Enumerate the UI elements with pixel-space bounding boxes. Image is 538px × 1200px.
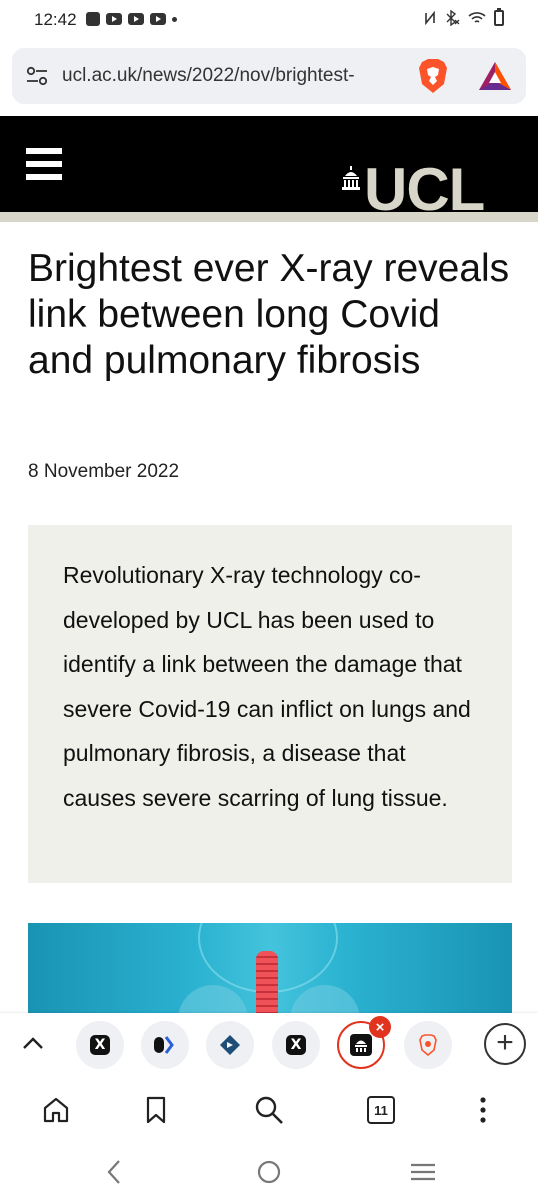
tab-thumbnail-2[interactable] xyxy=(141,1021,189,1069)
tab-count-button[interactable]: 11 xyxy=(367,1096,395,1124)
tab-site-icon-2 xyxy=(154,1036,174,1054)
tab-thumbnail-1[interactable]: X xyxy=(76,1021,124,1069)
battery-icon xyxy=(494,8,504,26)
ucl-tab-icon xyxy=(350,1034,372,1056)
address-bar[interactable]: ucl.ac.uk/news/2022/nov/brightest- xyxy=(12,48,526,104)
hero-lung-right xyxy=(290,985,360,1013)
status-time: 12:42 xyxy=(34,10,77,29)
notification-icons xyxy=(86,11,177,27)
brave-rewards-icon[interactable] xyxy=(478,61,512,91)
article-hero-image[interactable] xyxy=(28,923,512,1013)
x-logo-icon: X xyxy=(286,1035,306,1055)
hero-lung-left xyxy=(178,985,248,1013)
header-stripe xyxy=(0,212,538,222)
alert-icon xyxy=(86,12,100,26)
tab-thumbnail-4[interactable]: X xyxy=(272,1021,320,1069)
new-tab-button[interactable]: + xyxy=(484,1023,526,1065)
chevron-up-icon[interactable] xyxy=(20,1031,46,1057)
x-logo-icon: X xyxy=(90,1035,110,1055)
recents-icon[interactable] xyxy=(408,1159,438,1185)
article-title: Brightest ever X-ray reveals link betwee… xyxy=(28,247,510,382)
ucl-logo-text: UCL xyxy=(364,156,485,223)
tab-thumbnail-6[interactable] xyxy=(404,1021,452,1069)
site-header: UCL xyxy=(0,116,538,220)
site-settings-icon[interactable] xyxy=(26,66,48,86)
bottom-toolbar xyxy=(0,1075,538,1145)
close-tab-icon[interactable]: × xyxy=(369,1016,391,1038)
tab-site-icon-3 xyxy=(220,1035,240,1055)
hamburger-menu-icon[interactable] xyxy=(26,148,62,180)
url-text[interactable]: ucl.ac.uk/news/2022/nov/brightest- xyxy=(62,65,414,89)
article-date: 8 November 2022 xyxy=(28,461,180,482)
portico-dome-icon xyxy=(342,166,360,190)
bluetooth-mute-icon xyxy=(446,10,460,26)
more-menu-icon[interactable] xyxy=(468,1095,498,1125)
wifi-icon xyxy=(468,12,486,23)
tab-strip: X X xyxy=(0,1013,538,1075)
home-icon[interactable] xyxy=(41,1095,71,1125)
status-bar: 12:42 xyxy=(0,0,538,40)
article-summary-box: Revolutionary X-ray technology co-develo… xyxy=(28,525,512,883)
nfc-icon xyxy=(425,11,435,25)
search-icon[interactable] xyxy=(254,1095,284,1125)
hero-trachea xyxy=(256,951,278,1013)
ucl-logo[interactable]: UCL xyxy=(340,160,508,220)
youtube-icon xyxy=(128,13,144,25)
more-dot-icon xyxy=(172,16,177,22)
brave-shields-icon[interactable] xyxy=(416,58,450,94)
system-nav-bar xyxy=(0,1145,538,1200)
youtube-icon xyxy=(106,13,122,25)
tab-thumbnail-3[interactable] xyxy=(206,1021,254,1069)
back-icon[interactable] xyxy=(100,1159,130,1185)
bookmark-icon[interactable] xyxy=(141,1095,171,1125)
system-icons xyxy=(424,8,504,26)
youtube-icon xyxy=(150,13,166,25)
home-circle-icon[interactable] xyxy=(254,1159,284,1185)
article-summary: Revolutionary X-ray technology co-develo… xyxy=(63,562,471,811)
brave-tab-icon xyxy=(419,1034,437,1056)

---*---

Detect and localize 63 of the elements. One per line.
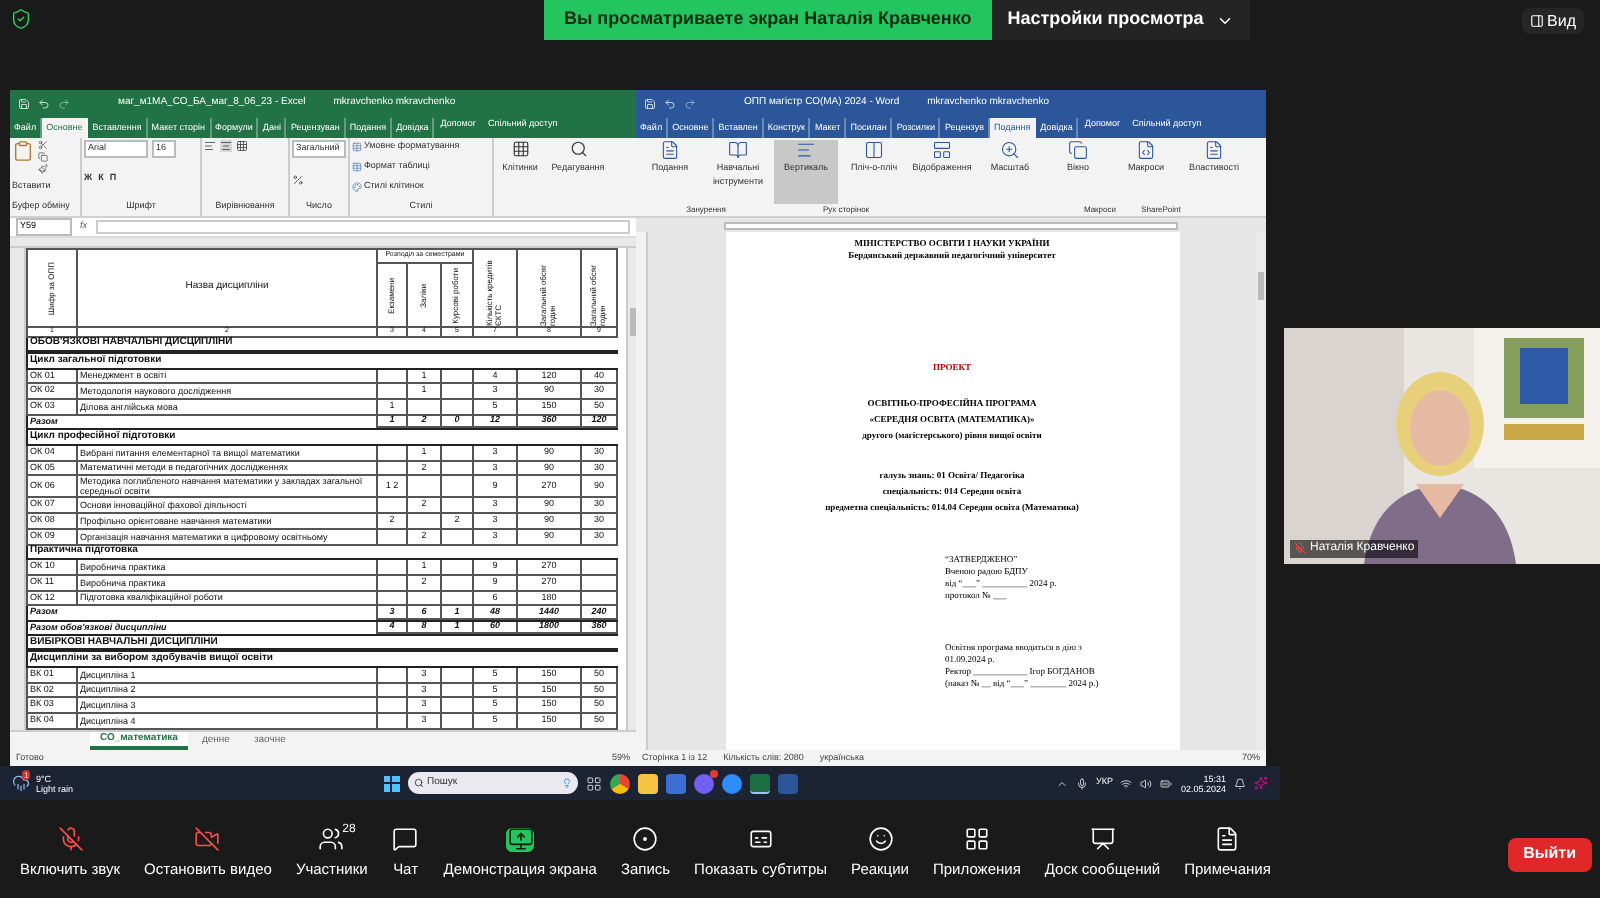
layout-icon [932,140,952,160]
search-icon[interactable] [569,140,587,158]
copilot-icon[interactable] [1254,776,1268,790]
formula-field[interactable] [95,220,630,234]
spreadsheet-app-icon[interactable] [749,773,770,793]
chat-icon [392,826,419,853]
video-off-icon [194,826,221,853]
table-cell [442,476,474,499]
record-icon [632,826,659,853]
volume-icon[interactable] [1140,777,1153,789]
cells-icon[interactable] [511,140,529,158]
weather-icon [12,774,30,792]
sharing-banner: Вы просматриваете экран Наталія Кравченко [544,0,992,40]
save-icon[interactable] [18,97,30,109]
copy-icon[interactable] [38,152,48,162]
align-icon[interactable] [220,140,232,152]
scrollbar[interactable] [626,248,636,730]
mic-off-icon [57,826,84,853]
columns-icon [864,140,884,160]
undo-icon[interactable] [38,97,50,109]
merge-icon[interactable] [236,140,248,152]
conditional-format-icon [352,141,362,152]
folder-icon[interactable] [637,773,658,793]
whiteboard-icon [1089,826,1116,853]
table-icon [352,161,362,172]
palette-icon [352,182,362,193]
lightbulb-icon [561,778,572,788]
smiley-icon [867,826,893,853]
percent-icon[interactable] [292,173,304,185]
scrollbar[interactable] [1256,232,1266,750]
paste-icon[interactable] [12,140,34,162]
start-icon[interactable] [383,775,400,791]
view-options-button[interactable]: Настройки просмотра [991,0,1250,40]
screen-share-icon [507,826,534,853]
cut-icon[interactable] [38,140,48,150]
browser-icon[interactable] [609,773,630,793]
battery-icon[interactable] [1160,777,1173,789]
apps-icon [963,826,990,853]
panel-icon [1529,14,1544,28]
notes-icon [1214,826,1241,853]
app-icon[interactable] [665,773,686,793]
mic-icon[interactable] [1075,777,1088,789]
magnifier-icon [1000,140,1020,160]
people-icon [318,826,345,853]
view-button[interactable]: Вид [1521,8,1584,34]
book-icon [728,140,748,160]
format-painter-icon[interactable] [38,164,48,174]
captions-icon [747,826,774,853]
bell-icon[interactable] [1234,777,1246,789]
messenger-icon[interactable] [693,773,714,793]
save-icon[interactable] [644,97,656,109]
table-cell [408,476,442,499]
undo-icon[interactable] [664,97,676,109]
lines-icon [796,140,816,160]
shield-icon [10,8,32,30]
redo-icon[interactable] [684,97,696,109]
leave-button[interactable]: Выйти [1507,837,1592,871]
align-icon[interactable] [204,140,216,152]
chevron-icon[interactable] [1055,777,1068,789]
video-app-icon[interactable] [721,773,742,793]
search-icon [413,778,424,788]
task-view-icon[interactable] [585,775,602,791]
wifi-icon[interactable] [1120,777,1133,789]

---*---

Retype the data starting at the line that contains "layout-icon [932,140,952,160]" and ending at the line that contains "table-icon [352,161,362,172]", keeping both of those lines.

# [Full answer]
layout-icon [932,140,952,160]
search-icon[interactable] [569,140,587,158]
copilot-icon[interactable] [1254,776,1268,790]
formula-field[interactable] [95,220,630,234]
spreadsheet-app-icon[interactable] [749,773,770,793]
chat-icon [392,826,419,853]
video-off-icon [194,826,221,853]
table-cell [442,476,474,499]
record-icon [632,826,659,853]
volume-icon[interactable] [1140,777,1153,789]
cells-icon[interactable] [511,140,529,158]
weather-icon [12,774,30,792]
sharing-banner: Вы просматриваете экран Наталія Кравченко [544,0,992,40]
save-icon[interactable] [18,97,30,109]
copy-icon[interactable] [38,152,48,162]
align-icon[interactable] [220,140,232,152]
scrollbar[interactable] [626,248,636,730]
mic-off-icon [57,826,84,853]
columns-icon [864,140,884,160]
undo-icon[interactable] [38,97,50,109]
merge-icon[interactable] [236,140,248,152]
conditional-format-icon [352,141,362,152]
folder-icon[interactable] [637,773,658,793]
whiteboard-icon [1089,826,1116,853]
table-icon [352,161,362,172]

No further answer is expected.